_Data section:_

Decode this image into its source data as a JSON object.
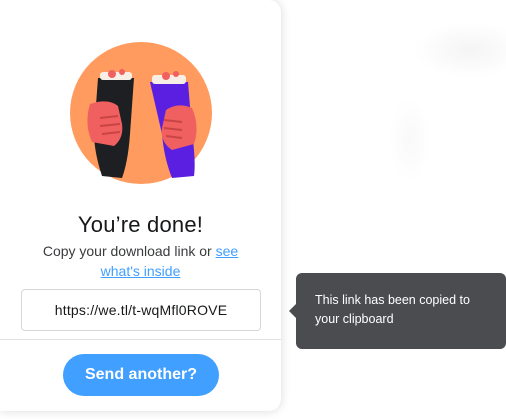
{
  "panel": {
    "illustration_icon": "cheers-glasses-illustration",
    "title": "You’re done!",
    "subtitle_text": "Copy your download link or ",
    "subtitle_link": "see what's inside",
    "download_link": "https://we.tl/t-wqMfl0ROVE",
    "send_another_label": "Send another?"
  },
  "tooltip": {
    "text": "This link has been copied to your clipboard"
  },
  "colors": {
    "accent": "#409fff",
    "tooltip_bg": "#4a4c50",
    "illustration_bg": "#ff9b5e",
    "glass_dark": "#1e1f22",
    "glass_purple": "#5a1fe0",
    "hand": "#f06060"
  }
}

_What is being asked:_ Return all of the entries exactly as written, but drop any pictures they hold.

_Exercise response:_
Decode this image into its source data as a JSON object.
{
  "panel": {
    "illustration_icon": "cheers-glasses-illustration",
    "title": "You’re done!",
    "subtitle_text": "Copy your download link or ",
    "subtitle_link": "see what's inside",
    "download_link": "https://we.tl/t-wqMfl0ROVE",
    "send_another_label": "Send another?"
  },
  "tooltip": {
    "text": "This link has been copied to your clipboard"
  },
  "colors": {
    "accent": "#409fff",
    "tooltip_bg": "#4a4c50",
    "illustration_bg": "#ff9b5e",
    "glass_dark": "#1e1f22",
    "glass_purple": "#5a1fe0",
    "hand": "#f06060"
  }
}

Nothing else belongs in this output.